DIRECTIONS >> Sort through the entries below and pull out lines containing the word "instruments".

** BEGIN **

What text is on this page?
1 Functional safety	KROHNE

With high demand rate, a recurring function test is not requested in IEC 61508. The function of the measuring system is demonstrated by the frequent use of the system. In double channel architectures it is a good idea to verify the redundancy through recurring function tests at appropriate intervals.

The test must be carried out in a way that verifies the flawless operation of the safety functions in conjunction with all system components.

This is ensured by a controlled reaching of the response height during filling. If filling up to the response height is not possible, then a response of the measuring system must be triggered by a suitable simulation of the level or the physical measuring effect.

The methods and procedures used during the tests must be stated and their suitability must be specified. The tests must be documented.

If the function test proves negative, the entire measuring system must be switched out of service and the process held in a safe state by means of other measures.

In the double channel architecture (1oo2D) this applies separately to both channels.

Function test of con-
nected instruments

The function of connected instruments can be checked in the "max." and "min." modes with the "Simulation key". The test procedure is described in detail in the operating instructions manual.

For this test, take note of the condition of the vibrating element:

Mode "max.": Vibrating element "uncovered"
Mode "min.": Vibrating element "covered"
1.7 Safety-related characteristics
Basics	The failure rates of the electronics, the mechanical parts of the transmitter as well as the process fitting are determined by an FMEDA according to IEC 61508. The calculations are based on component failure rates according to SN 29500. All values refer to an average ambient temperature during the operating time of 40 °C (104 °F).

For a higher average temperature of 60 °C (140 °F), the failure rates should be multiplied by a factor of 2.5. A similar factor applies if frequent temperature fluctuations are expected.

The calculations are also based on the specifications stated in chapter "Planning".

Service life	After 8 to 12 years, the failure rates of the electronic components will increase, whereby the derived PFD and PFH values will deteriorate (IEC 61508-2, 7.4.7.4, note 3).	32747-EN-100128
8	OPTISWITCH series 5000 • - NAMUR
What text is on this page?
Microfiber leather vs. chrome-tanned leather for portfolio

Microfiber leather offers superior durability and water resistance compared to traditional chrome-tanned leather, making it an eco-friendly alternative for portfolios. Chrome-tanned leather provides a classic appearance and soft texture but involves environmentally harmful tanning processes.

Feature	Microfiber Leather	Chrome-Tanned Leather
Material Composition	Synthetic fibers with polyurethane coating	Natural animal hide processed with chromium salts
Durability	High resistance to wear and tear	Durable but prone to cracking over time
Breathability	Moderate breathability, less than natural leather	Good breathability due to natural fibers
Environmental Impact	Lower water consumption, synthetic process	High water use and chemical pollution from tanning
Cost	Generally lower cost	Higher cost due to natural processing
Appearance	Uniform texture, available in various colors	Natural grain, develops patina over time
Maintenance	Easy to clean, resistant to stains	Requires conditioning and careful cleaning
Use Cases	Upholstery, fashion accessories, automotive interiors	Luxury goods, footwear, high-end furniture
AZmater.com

** END **

RIGHT ANSWER >>
nected instruments
The function of connected instruments can be checked in the "max." and "min." modes with the "Simulation key". The test procedure is described in detail in the operating instructions manual.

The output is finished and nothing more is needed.